[Data entries]
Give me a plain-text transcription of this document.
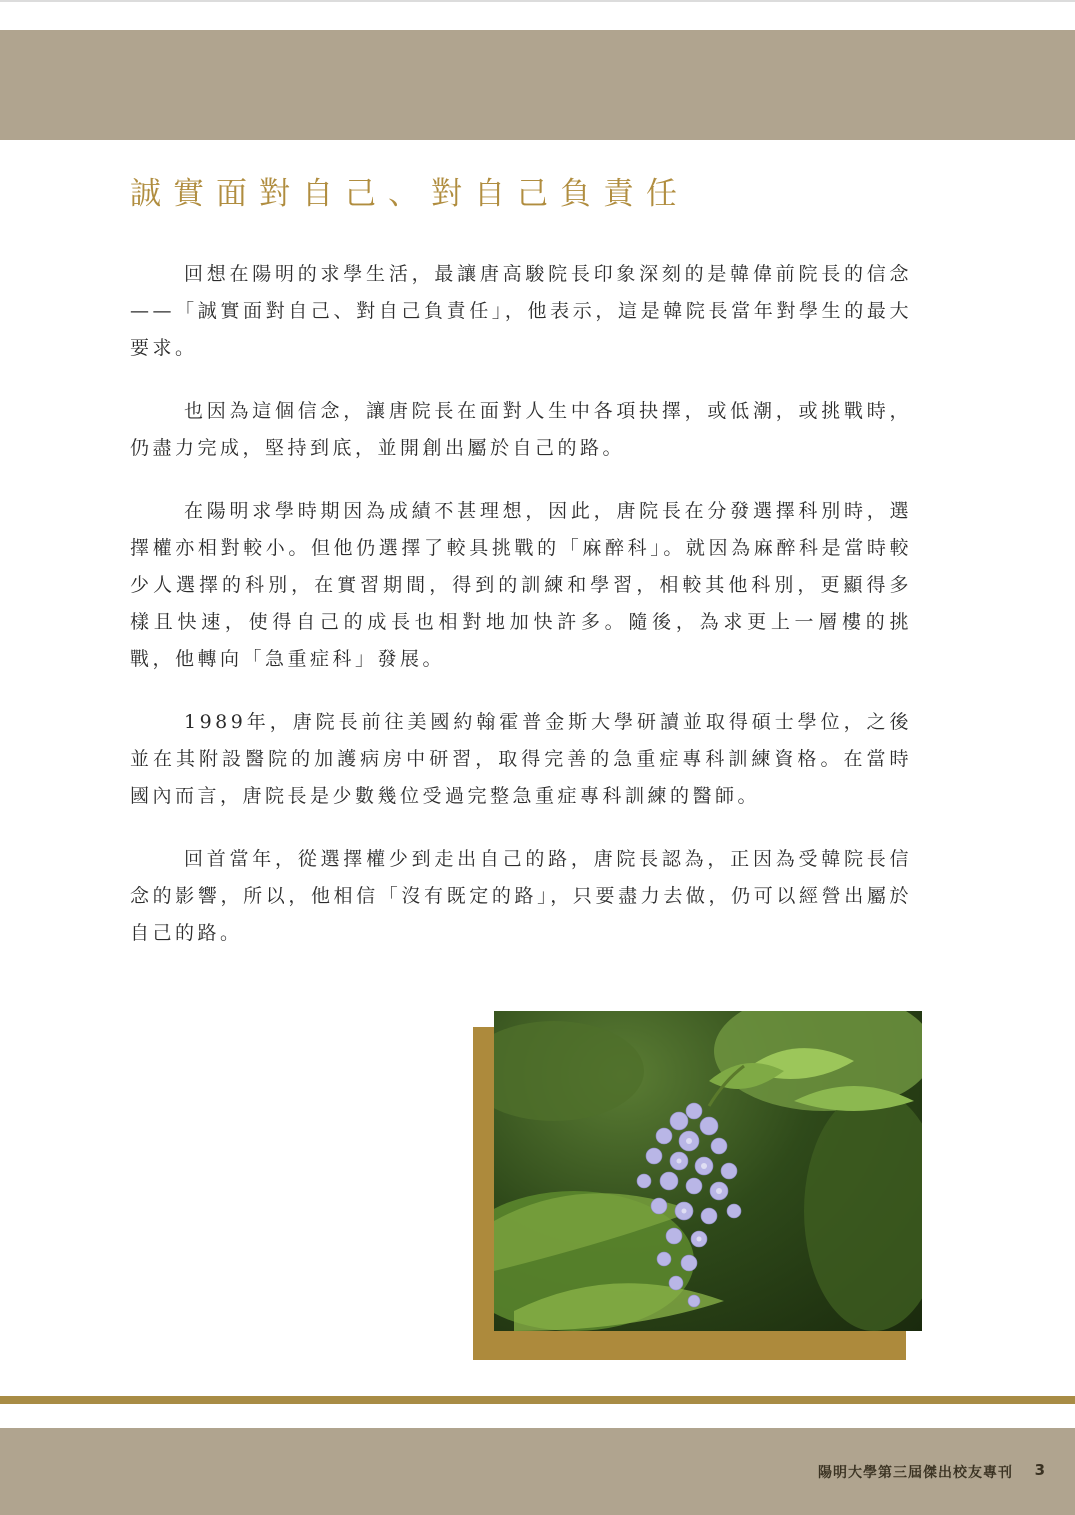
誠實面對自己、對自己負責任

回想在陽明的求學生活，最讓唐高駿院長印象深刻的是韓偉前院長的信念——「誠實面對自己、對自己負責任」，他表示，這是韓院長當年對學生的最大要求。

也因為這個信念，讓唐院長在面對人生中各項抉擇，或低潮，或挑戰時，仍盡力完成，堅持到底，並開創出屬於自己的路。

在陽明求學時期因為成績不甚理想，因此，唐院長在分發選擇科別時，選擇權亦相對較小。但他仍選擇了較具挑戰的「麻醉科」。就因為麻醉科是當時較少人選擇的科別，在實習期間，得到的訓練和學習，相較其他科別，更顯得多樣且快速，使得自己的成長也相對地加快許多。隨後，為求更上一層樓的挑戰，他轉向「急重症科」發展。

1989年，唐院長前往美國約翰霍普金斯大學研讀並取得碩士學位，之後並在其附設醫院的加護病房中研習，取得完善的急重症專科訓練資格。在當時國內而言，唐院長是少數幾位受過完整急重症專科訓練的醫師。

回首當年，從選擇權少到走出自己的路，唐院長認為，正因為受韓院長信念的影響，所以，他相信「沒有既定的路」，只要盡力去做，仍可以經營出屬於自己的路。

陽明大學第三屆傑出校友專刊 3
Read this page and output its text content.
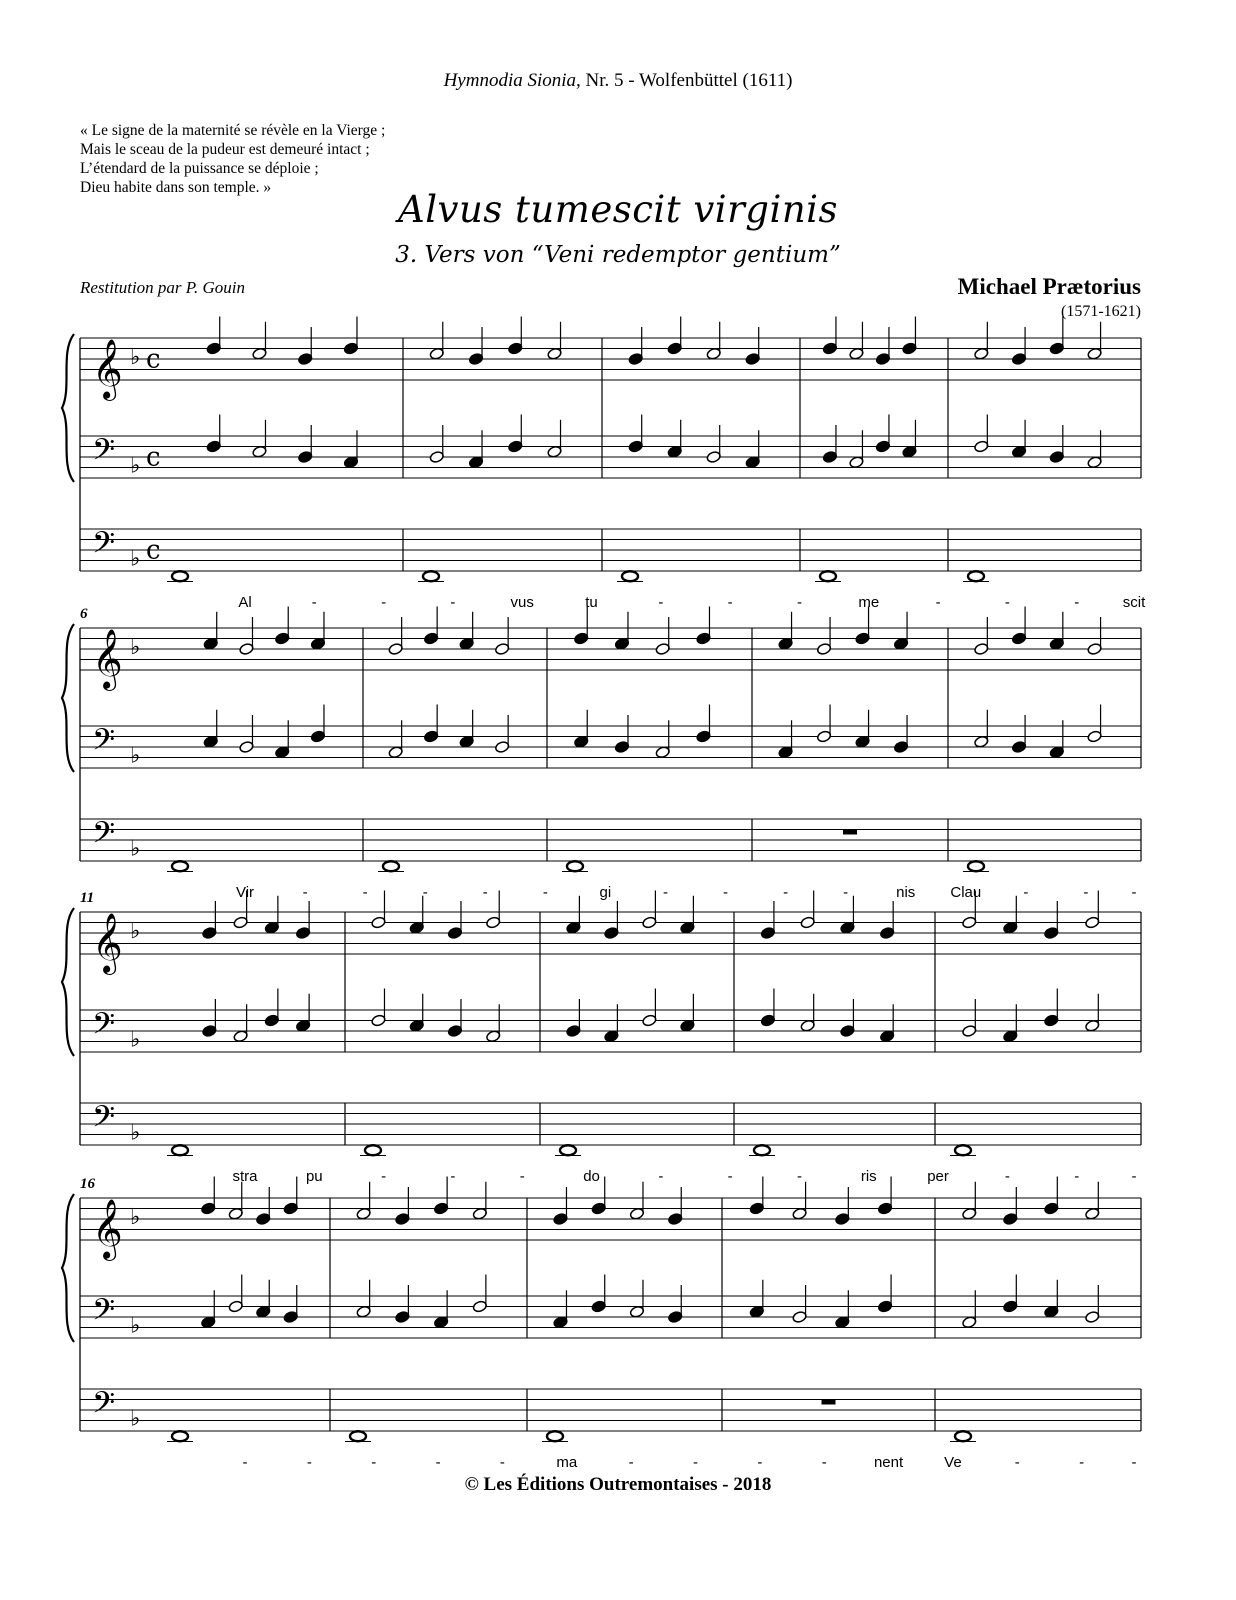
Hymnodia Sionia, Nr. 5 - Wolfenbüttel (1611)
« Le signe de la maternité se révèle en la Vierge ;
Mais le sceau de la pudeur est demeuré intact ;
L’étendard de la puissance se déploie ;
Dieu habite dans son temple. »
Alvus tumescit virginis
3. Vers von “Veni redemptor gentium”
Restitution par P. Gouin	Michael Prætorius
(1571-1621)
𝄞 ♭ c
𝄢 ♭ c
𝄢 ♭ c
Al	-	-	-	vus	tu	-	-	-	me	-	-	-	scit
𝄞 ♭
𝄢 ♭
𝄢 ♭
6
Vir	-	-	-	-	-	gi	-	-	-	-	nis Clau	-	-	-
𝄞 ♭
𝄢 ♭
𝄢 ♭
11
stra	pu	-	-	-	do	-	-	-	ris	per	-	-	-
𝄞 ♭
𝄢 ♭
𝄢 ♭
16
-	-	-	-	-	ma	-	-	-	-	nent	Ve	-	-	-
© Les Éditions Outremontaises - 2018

* * *

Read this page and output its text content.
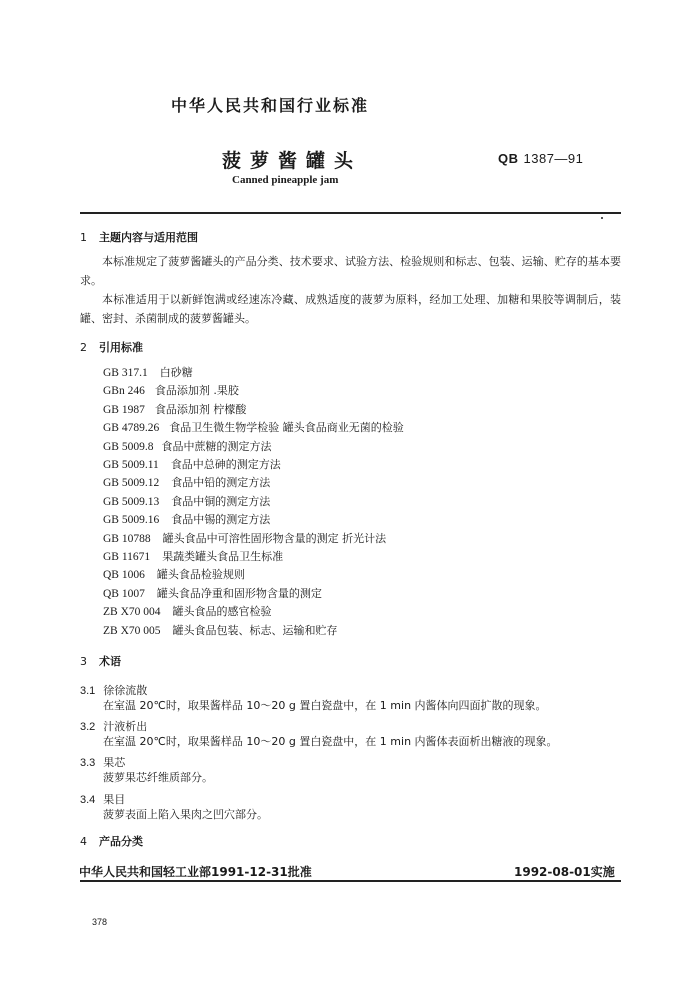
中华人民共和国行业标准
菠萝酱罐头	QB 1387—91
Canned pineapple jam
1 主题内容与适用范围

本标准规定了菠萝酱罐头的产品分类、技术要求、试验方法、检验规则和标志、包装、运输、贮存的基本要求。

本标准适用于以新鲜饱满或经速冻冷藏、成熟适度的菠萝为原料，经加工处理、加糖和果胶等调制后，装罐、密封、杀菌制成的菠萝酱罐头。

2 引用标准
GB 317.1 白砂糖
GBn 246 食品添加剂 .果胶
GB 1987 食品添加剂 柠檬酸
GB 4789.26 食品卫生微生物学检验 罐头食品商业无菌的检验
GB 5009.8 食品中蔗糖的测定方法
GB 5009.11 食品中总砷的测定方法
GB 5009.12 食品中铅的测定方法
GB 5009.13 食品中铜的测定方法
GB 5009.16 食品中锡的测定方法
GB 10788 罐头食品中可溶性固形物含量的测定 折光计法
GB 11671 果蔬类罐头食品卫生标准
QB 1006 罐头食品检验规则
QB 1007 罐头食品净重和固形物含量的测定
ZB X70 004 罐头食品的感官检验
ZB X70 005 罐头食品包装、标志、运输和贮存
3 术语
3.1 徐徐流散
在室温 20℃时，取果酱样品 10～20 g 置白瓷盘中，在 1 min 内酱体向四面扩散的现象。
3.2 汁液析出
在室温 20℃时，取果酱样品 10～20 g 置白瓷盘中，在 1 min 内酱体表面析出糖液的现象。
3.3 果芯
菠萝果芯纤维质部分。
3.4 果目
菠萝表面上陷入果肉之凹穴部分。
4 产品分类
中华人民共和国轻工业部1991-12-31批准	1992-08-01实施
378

---

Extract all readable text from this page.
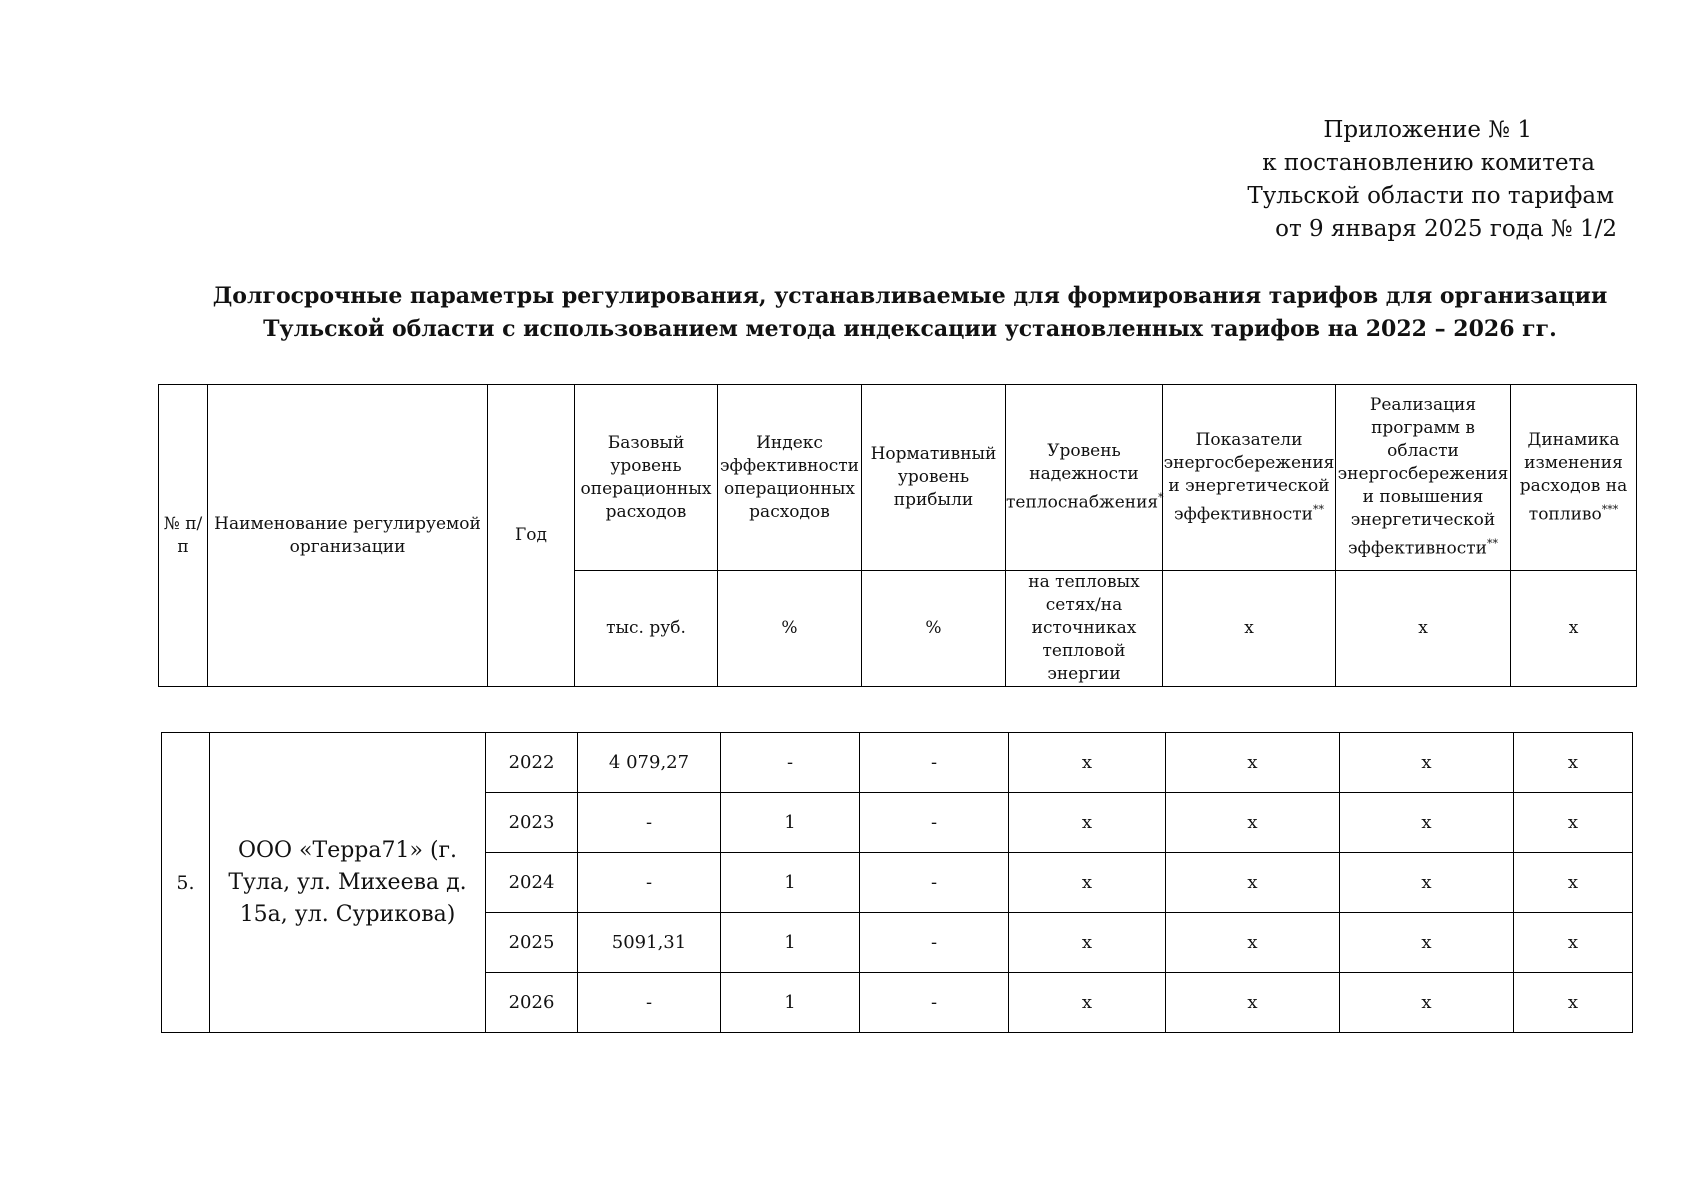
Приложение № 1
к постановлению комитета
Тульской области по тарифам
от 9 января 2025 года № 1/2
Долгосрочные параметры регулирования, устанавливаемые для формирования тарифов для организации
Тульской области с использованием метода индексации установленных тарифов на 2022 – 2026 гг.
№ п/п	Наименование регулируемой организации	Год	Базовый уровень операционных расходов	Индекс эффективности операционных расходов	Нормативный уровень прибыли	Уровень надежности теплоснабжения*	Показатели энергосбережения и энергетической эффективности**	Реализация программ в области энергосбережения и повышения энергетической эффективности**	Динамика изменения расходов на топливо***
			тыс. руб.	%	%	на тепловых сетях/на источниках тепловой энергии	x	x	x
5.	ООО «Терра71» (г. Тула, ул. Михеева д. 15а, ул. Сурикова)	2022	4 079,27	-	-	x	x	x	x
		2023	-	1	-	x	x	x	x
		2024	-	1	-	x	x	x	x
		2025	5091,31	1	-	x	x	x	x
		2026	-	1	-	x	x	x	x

SET EXERCISE.
Where a line contains "置白瓷盘中", copy that line.

ANSWER BELOW.
在室温 20℃时，取果酱样品 10～20 g 置白瓷盘中，在 1 min 内酱体向四面扩散的现象。
在室温 20℃时，取果酱样品 10～20 g 置白瓷盘中，在 1 min 内酱体表面析出糖液的现象。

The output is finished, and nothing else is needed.